◆ PROVIDED DATA
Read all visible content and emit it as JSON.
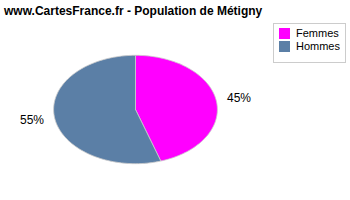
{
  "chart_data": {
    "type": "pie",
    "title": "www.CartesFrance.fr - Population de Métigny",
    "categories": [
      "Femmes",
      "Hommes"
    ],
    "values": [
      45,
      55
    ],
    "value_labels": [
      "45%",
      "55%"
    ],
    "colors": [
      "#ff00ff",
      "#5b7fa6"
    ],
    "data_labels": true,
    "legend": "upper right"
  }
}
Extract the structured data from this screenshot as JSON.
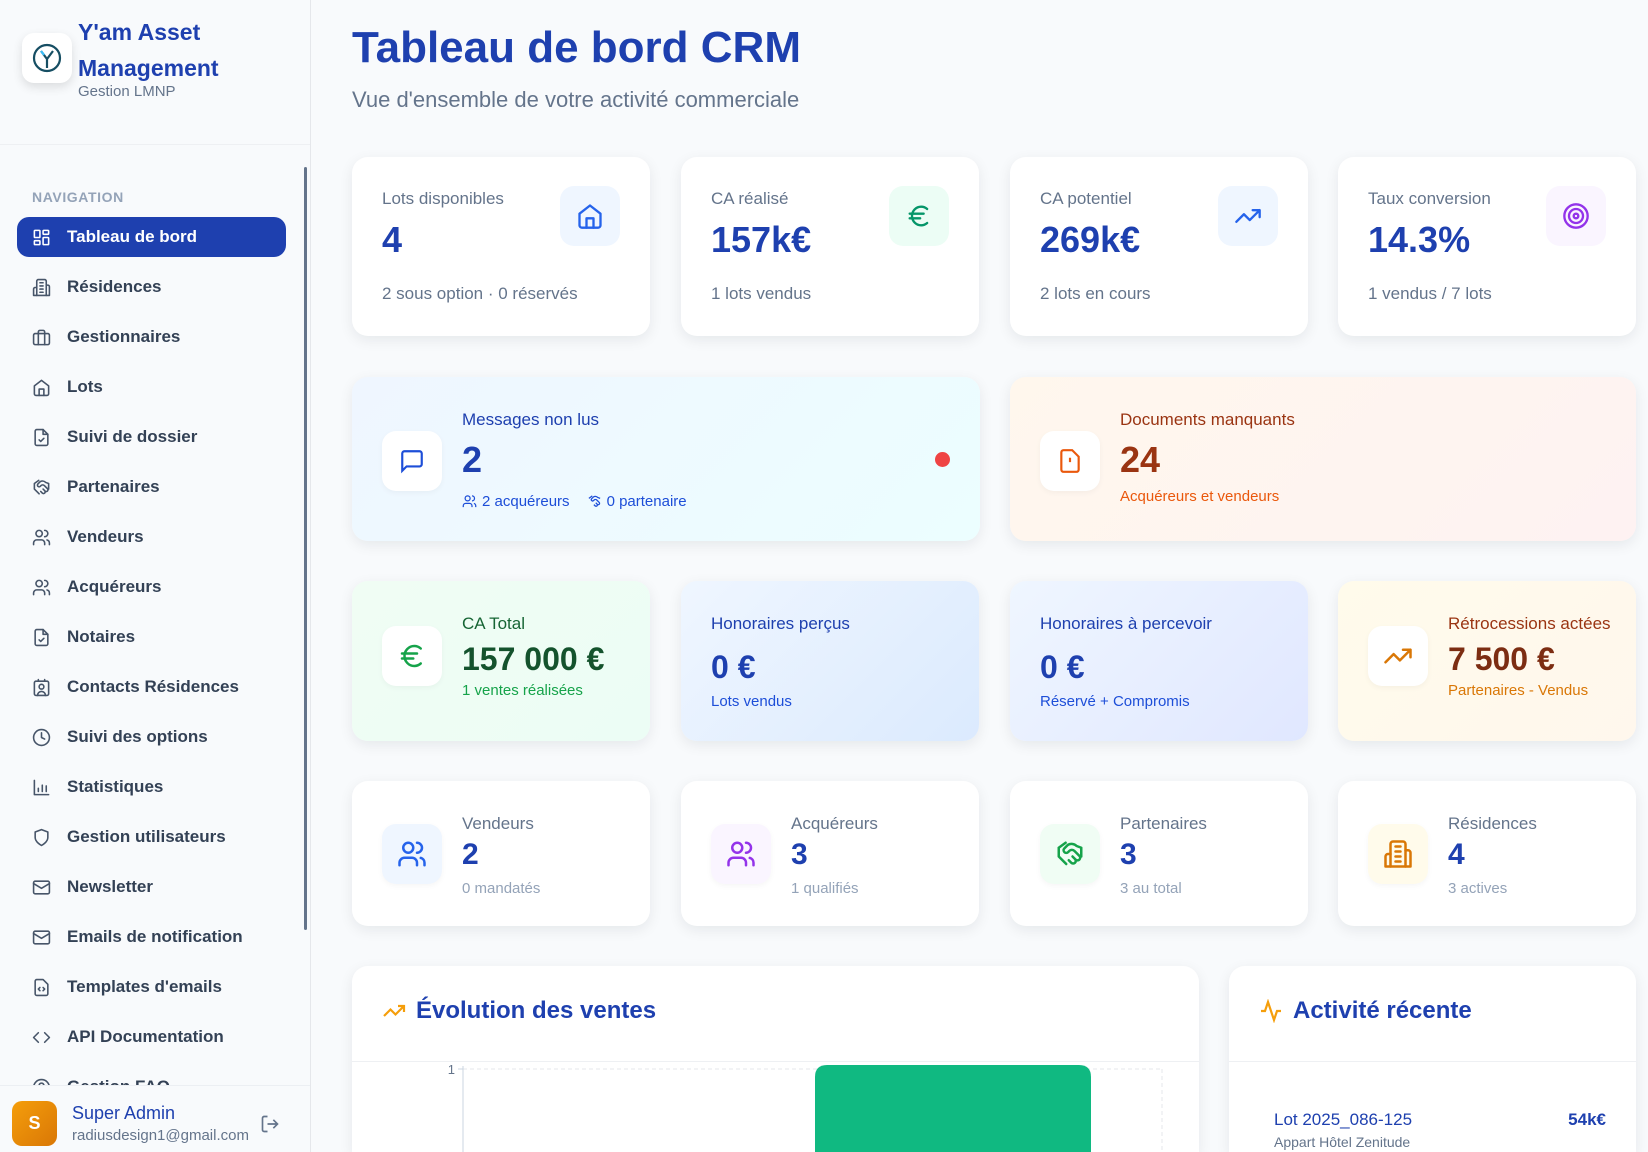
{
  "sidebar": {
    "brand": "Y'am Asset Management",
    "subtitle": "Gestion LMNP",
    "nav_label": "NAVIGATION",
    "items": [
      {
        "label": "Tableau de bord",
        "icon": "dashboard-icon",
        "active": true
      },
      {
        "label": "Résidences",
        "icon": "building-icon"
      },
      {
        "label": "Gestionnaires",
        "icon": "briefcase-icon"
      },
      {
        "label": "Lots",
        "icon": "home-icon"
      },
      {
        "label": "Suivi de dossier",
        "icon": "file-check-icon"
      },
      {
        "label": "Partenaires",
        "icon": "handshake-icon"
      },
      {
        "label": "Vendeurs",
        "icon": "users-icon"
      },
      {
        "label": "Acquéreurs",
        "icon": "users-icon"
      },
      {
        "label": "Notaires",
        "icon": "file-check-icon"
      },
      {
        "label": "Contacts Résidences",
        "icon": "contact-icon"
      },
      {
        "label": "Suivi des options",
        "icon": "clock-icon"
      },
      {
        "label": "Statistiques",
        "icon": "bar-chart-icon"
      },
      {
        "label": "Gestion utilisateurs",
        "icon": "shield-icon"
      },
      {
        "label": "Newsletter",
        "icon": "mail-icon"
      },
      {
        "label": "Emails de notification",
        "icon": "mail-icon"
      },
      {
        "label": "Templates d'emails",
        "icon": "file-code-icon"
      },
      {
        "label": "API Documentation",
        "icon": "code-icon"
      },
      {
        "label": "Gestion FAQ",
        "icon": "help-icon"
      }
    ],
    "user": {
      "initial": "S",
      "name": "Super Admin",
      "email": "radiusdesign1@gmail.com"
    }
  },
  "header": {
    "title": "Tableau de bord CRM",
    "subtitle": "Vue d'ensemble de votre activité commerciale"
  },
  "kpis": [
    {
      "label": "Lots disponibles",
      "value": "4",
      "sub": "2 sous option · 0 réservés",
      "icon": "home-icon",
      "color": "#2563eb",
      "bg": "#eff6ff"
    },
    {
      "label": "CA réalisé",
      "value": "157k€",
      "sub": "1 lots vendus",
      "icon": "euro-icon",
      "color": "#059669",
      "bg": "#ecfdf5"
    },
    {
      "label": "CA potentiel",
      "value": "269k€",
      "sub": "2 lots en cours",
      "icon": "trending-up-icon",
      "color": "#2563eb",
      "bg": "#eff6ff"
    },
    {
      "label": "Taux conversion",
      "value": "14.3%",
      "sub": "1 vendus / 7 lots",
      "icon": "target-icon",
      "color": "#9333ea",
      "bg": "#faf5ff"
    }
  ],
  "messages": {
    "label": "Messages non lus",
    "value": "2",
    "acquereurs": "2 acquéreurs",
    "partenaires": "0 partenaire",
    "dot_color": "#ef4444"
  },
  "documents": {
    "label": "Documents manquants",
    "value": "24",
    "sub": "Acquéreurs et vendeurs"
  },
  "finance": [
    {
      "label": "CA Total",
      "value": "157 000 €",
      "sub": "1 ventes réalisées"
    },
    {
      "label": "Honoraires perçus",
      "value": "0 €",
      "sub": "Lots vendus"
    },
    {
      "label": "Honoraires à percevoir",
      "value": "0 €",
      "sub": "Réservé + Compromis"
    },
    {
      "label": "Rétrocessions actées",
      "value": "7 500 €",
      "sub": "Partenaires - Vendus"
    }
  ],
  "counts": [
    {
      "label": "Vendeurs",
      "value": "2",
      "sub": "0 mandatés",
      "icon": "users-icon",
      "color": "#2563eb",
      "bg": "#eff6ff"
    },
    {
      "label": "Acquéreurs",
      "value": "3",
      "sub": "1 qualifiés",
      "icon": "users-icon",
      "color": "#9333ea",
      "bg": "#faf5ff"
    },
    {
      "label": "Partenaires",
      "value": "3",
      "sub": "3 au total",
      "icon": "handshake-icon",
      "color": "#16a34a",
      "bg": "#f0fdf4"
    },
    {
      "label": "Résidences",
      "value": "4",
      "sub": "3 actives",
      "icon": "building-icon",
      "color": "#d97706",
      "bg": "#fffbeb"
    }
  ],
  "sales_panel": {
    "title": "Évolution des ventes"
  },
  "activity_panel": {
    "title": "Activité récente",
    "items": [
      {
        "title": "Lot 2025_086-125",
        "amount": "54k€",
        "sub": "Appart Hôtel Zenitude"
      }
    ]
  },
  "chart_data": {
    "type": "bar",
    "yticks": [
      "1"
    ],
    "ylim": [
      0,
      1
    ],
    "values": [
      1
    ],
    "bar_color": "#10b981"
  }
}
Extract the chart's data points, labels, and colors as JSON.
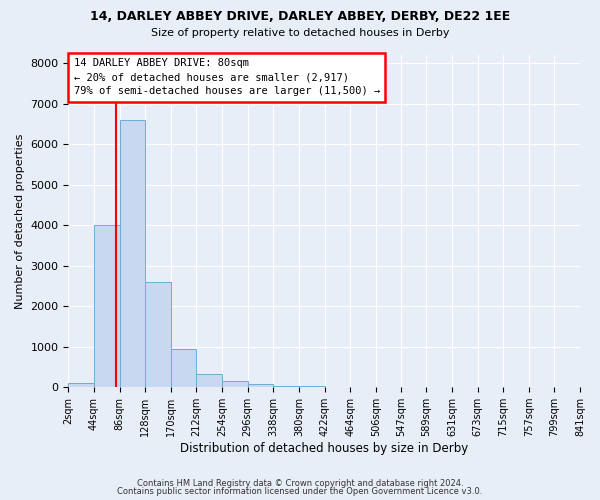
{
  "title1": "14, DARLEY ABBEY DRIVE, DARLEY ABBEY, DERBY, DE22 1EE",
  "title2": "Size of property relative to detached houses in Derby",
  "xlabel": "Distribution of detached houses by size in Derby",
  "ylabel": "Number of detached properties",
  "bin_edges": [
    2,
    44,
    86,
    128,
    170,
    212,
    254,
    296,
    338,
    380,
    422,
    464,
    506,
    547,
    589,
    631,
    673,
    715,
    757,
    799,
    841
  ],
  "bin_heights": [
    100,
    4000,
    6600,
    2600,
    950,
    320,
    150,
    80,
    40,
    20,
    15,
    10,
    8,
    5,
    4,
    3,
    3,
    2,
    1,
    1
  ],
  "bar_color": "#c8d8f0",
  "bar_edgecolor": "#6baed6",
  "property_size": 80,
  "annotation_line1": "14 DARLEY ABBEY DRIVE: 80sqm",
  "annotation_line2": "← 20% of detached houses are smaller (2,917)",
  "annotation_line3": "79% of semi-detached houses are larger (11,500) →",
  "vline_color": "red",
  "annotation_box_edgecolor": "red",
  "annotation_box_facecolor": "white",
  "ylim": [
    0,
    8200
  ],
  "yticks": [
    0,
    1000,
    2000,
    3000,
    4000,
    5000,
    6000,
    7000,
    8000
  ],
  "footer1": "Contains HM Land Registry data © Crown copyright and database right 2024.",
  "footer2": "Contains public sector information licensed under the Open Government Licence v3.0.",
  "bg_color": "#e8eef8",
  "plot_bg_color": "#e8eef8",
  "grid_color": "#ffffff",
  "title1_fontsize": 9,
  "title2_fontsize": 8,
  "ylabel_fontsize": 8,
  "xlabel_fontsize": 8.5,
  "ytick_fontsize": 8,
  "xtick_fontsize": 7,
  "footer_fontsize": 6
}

◆ EXERCISE
Repeat the listing verbatim. Skip the pictures.

◆ RESPONSE
Read all visible content and emit it as JSON.
{
  "chart_data": {
    "type": "pie",
    "title": "www.CartesFrance.fr - Population de Métigny",
    "categories": [
      "Femmes",
      "Hommes"
    ],
    "values": [
      45,
      55
    ],
    "value_labels": [
      "45%",
      "55%"
    ],
    "colors": [
      "#ff00ff",
      "#5b7fa6"
    ],
    "data_labels": true,
    "legend": "upper right"
  }
}
Extract the structured data from this screenshot as JSON.
{
  "sidebar": {
    "brand": "Y'am Asset Management",
    "subtitle": "Gestion LMNP",
    "nav_label": "NAVIGATION",
    "items": [
      {
        "label": "Tableau de bord",
        "icon": "dashboard-icon",
        "active": true
      },
      {
        "label": "Résidences",
        "icon": "building-icon"
      },
      {
        "label": "Gestionnaires",
        "icon": "briefcase-icon"
      },
      {
        "label": "Lots",
        "icon": "home-icon"
      },
      {
        "label": "Suivi de dossier",
        "icon": "file-check-icon"
      },
      {
        "label": "Partenaires",
        "icon": "handshake-icon"
      },
      {
        "label": "Vendeurs",
        "icon": "users-icon"
      },
      {
        "label": "Acquéreurs",
        "icon": "users-icon"
      },
      {
        "label": "Notaires",
        "icon": "file-check-icon"
      },
      {
        "label": "Contacts Résidences",
        "icon": "contact-icon"
      },
      {
        "label": "Suivi des options",
        "icon": "clock-icon"
      },
      {
        "label": "Statistiques",
        "icon": "bar-chart-icon"
      },
      {
        "label": "Gestion utilisateurs",
        "icon": "shield-icon"
      },
      {
        "label": "Newsletter",
        "icon": "mail-icon"
      },
      {
        "label": "Emails de notification",
        "icon": "mail-icon"
      },
      {
        "label": "Templates d'emails",
        "icon": "file-code-icon"
      },
      {
        "label": "API Documentation",
        "icon": "code-icon"
      },
      {
        "label": "Gestion FAQ",
        "icon": "help-icon"
      }
    ],
    "user": {
      "initial": "S",
      "name": "Super Admin",
      "email": "radiusdesign1@gmail.com"
    }
  },
  "header": {
    "title": "Tableau de bord CRM",
    "subtitle": "Vue d'ensemble de votre activité commerciale"
  },
  "kpis": [
    {
      "label": "Lots disponibles",
      "value": "4",
      "sub": "2 sous option · 0 réservés",
      "icon": "home-icon",
      "color": "#2563eb",
      "bg": "#eff6ff"
    },
    {
      "label": "CA réalisé",
      "value": "157k€",
      "sub": "1 lots vendus",
      "icon": "euro-icon",
      "color": "#059669",
      "bg": "#ecfdf5"
    },
    {
      "label": "CA potentiel",
      "value": "269k€",
      "sub": "2 lots en cours",
      "icon": "trending-up-icon",
      "color": "#2563eb",
      "bg": "#eff6ff"
    },
    {
      "label": "Taux conversion",
      "value": "14.3%",
      "sub": "1 vendus / 7 lots",
      "icon": "target-icon",
      "color": "#9333ea",
      "bg": "#faf5ff"
    }
  ],
  "messages": {
    "label": "Messages non lus",
    "value": "2",
    "acquereurs": "2 acquéreurs",
    "partenaires": "0 partenaire",
    "dot_color": "#ef4444"
  },
  "documents": {
    "label": "Documents manquants",
    "value": "24",
    "sub": "Acquéreurs et vendeurs"
  },
  "finance": [
    {
      "label": "CA Total",
      "value": "157 000 €",
      "sub": "1 ventes réalisées"
    },
    {
      "label": "Honoraires perçus",
      "value": "0 €",
      "sub": "Lots vendus"
    },
    {
      "label": "Honoraires à percevoir",
      "value": "0 €",
      "sub": "Réservé + Compromis"
    },
    {
      "label": "Rétrocessions actées",
      "value": "7 500 €",
      "sub": "Partenaires - Vendus"
    }
  ],
  "counts": [
    {
      "label": "Vendeurs",
      "value": "2",
      "sub": "0 mandatés",
      "icon": "users-icon",
      "color": "#2563eb",
      "bg": "#eff6ff"
    },
    {
      "label": "Acquéreurs",
      "value": "3",
      "sub": "1 qualifiés",
      "icon": "users-icon",
      "color": "#9333ea",
      "bg": "#faf5ff"
    },
    {
      "label": "Partenaires",
      "value": "3",
      "sub": "3 au total",
      "icon": "handshake-icon",
      "color": "#16a34a",
      "bg": "#f0fdf4"
    },
    {
      "label": "Résidences",
      "value": "4",
      "sub": "3 actives",
      "icon": "building-icon",
      "color": "#d97706",
      "bg": "#fffbeb"
    }
  ],
  "sales_panel": {
    "title": "Évolution des ventes"
  },
  "activity_panel": {
    "title": "Activité récente",
    "items": [
      {
        "title": "Lot 2025_086-125",
        "amount": "54k€",
        "sub": "Appart Hôtel Zenitude"
      }
    ]
  },
  "chart_data": {
    "type": "bar",
    "yticks": [
      "1"
    ],
    "ylim": [
      0,
      1
    ],
    "values": [
      1
    ],
    "bar_color": "#10b981"
  }
}
Extract the chart's data points, labels, and colors as JSON.
{
  "title1": "14, DARLEY ABBEY DRIVE, DARLEY ABBEY, DERBY, DE22 1EE",
  "title2": "Size of property relative to detached houses in Derby",
  "xlabel": "Distribution of detached houses by size in Derby",
  "ylabel": "Number of detached properties",
  "bin_edges": [
    2,
    44,
    86,
    128,
    170,
    212,
    254,
    296,
    338,
    380,
    422,
    464,
    506,
    547,
    589,
    631,
    673,
    715,
    757,
    799,
    841
  ],
  "bin_heights": [
    100,
    4000,
    6600,
    2600,
    950,
    320,
    150,
    80,
    40,
    20,
    15,
    10,
    8,
    5,
    4,
    3,
    3,
    2,
    1,
    1
  ],
  "bar_color": "#c8d8f0",
  "bar_edgecolor": "#6baed6",
  "property_size": 80,
  "annotation_line1": "14 DARLEY ABBEY DRIVE: 80sqm",
  "annotation_line2": "← 20% of detached houses are smaller (2,917)",
  "annotation_line3": "79% of semi-detached houses are larger (11,500) →",
  "vline_color": "red",
  "annotation_box_edgecolor": "red",
  "annotation_box_facecolor": "white",
  "ylim": [
    0,
    8200
  ],
  "yticks": [
    0,
    1000,
    2000,
    3000,
    4000,
    5000,
    6000,
    7000,
    8000
  ],
  "footer1": "Contains HM Land Registry data © Crown copyright and database right 2024.",
  "footer2": "Contains public sector information licensed under the Open Government Licence v3.0.",
  "bg_color": "#e8eef8",
  "plot_bg_color": "#e8eef8",
  "grid_color": "#ffffff",
  "title1_fontsize": 9,
  "title2_fontsize": 8,
  "ylabel_fontsize": 8,
  "xlabel_fontsize": 8.5,
  "ytick_fontsize": 8,
  "xtick_fontsize": 7,
  "footer_fontsize": 6
}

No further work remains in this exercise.